* START Data for the task *
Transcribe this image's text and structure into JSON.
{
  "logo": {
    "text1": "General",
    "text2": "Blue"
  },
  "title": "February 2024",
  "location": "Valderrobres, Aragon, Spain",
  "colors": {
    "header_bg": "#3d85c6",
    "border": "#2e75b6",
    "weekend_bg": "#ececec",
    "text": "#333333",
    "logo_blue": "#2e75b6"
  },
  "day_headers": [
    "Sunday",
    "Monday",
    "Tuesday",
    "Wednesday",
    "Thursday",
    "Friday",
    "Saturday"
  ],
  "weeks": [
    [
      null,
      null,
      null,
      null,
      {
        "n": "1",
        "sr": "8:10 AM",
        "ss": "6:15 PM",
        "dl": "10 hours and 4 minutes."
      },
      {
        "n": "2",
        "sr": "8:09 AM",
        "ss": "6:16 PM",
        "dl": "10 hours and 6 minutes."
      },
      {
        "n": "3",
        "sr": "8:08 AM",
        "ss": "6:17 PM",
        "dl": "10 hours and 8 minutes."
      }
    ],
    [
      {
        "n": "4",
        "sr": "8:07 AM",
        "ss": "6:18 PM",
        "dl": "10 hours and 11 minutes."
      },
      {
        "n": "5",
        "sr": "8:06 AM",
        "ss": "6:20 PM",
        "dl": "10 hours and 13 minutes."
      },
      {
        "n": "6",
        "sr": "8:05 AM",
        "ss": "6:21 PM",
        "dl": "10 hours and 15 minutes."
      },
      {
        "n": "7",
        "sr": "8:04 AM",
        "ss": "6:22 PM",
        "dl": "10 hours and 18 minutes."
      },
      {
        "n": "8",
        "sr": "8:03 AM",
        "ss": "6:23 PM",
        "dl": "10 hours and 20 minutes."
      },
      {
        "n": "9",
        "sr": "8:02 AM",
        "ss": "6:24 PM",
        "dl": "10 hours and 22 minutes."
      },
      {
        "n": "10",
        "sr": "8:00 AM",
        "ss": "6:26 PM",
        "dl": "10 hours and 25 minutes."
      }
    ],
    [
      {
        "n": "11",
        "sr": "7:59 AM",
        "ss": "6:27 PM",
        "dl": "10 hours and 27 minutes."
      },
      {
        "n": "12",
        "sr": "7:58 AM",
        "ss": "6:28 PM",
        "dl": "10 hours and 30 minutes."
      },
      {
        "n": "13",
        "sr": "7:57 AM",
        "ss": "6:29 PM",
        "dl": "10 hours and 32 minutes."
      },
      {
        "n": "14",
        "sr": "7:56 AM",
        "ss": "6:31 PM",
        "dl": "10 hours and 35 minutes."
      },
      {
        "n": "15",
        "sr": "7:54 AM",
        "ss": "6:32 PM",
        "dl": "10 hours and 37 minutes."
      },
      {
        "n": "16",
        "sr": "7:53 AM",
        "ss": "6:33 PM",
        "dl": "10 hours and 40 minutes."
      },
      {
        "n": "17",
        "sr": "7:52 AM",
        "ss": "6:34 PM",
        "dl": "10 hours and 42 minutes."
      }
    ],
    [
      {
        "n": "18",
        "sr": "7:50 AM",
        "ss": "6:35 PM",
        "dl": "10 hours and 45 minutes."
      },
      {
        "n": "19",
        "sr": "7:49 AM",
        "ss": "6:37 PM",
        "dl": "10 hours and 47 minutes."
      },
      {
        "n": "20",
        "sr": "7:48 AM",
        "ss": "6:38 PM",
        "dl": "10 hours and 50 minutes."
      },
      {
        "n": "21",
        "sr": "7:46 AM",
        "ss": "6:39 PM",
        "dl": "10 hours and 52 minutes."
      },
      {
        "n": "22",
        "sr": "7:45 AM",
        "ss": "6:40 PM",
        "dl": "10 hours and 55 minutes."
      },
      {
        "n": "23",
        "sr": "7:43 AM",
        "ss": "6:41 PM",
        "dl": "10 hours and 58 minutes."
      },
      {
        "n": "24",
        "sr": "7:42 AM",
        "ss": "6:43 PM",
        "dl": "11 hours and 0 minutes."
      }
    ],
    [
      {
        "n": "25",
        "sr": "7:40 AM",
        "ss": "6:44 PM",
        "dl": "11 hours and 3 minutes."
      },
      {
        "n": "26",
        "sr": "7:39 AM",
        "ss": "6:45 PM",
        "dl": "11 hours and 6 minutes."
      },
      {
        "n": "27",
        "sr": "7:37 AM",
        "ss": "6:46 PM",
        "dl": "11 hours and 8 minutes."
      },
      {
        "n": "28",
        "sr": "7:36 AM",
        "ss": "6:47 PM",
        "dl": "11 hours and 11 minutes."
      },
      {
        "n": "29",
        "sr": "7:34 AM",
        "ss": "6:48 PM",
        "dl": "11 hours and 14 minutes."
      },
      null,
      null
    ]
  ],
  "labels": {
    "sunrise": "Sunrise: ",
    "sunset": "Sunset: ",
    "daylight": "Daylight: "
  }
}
* END Data for the task *
**What to produce:** Extract the whole listing, character for character.

**Output of the exercise:**
Transcribe this image's text and structure into JSON.
{
  "logo": {
    "text1": "General",
    "text2": "Blue"
  },
  "title": "February 2024",
  "location": "Valderrobres, Aragon, Spain",
  "colors": {
    "header_bg": "#3d85c6",
    "border": "#2e75b6",
    "weekend_bg": "#ececec",
    "text": "#333333",
    "logo_blue": "#2e75b6"
  },
  "day_headers": [
    "Sunday",
    "Monday",
    "Tuesday",
    "Wednesday",
    "Thursday",
    "Friday",
    "Saturday"
  ],
  "weeks": [
    [
      null,
      null,
      null,
      null,
      {
        "n": "1",
        "sr": "8:10 AM",
        "ss": "6:15 PM",
        "dl": "10 hours and 4 minutes."
      },
      {
        "n": "2",
        "sr": "8:09 AM",
        "ss": "6:16 PM",
        "dl": "10 hours and 6 minutes."
      },
      {
        "n": "3",
        "sr": "8:08 AM",
        "ss": "6:17 PM",
        "dl": "10 hours and 8 minutes."
      }
    ],
    [
      {
        "n": "4",
        "sr": "8:07 AM",
        "ss": "6:18 PM",
        "dl": "10 hours and 11 minutes."
      },
      {
        "n": "5",
        "sr": "8:06 AM",
        "ss": "6:20 PM",
        "dl": "10 hours and 13 minutes."
      },
      {
        "n": "6",
        "sr": "8:05 AM",
        "ss": "6:21 PM",
        "dl": "10 hours and 15 minutes."
      },
      {
        "n": "7",
        "sr": "8:04 AM",
        "ss": "6:22 PM",
        "dl": "10 hours and 18 minutes."
      },
      {
        "n": "8",
        "sr": "8:03 AM",
        "ss": "6:23 PM",
        "dl": "10 hours and 20 minutes."
      },
      {
        "n": "9",
        "sr": "8:02 AM",
        "ss": "6:24 PM",
        "dl": "10 hours and 22 minutes."
      },
      {
        "n": "10",
        "sr": "8:00 AM",
        "ss": "6:26 PM",
        "dl": "10 hours and 25 minutes."
      }
    ],
    [
      {
        "n": "11",
        "sr": "7:59 AM",
        "ss": "6:27 PM",
        "dl": "10 hours and 27 minutes."
      },
      {
        "n": "12",
        "sr": "7:58 AM",
        "ss": "6:28 PM",
        "dl": "10 hours and 30 minutes."
      },
      {
        "n": "13",
        "sr": "7:57 AM",
        "ss": "6:29 PM",
        "dl": "10 hours and 32 minutes."
      },
      {
        "n": "14",
        "sr": "7:56 AM",
        "ss": "6:31 PM",
        "dl": "10 hours and 35 minutes."
      },
      {
        "n": "15",
        "sr": "7:54 AM",
        "ss": "6:32 PM",
        "dl": "10 hours and 37 minutes."
      },
      {
        "n": "16",
        "sr": "7:53 AM",
        "ss": "6:33 PM",
        "dl": "10 hours and 40 minutes."
      },
      {
        "n": "17",
        "sr": "7:52 AM",
        "ss": "6:34 PM",
        "dl": "10 hours and 42 minutes."
      }
    ],
    [
      {
        "n": "18",
        "sr": "7:50 AM",
        "ss": "6:35 PM",
        "dl": "10 hours and 45 minutes."
      },
      {
        "n": "19",
        "sr": "7:49 AM",
        "ss": "6:37 PM",
        "dl": "10 hours and 47 minutes."
      },
      {
        "n": "20",
        "sr": "7:48 AM",
        "ss": "6:38 PM",
        "dl": "10 hours and 50 minutes."
      },
      {
        "n": "21",
        "sr": "7:46 AM",
        "ss": "6:39 PM",
        "dl": "10 hours and 52 minutes."
      },
      {
        "n": "22",
        "sr": "7:45 AM",
        "ss": "6:40 PM",
        "dl": "10 hours and 55 minutes."
      },
      {
        "n": "23",
        "sr": "7:43 AM",
        "ss": "6:41 PM",
        "dl": "10 hours and 58 minutes."
      },
      {
        "n": "24",
        "sr": "7:42 AM",
        "ss": "6:43 PM",
        "dl": "11 hours and 0 minutes."
      }
    ],
    [
      {
        "n": "25",
        "sr": "7:40 AM",
        "ss": "6:44 PM",
        "dl": "11 hours and 3 minutes."
      },
      {
        "n": "26",
        "sr": "7:39 AM",
        "ss": "6:45 PM",
        "dl": "11 hours and 6 minutes."
      },
      {
        "n": "27",
        "sr": "7:37 AM",
        "ss": "6:46 PM",
        "dl": "11 hours and 8 minutes."
      },
      {
        "n": "28",
        "sr": "7:36 AM",
        "ss": "6:47 PM",
        "dl": "11 hours and 11 minutes."
      },
      {
        "n": "29",
        "sr": "7:34 AM",
        "ss": "6:48 PM",
        "dl": "11 hours and 14 minutes."
      },
      null,
      null
    ]
  ],
  "labels": {
    "sunrise": "Sunrise: ",
    "sunset": "Sunset: ",
    "daylight": "Daylight: "
  }
}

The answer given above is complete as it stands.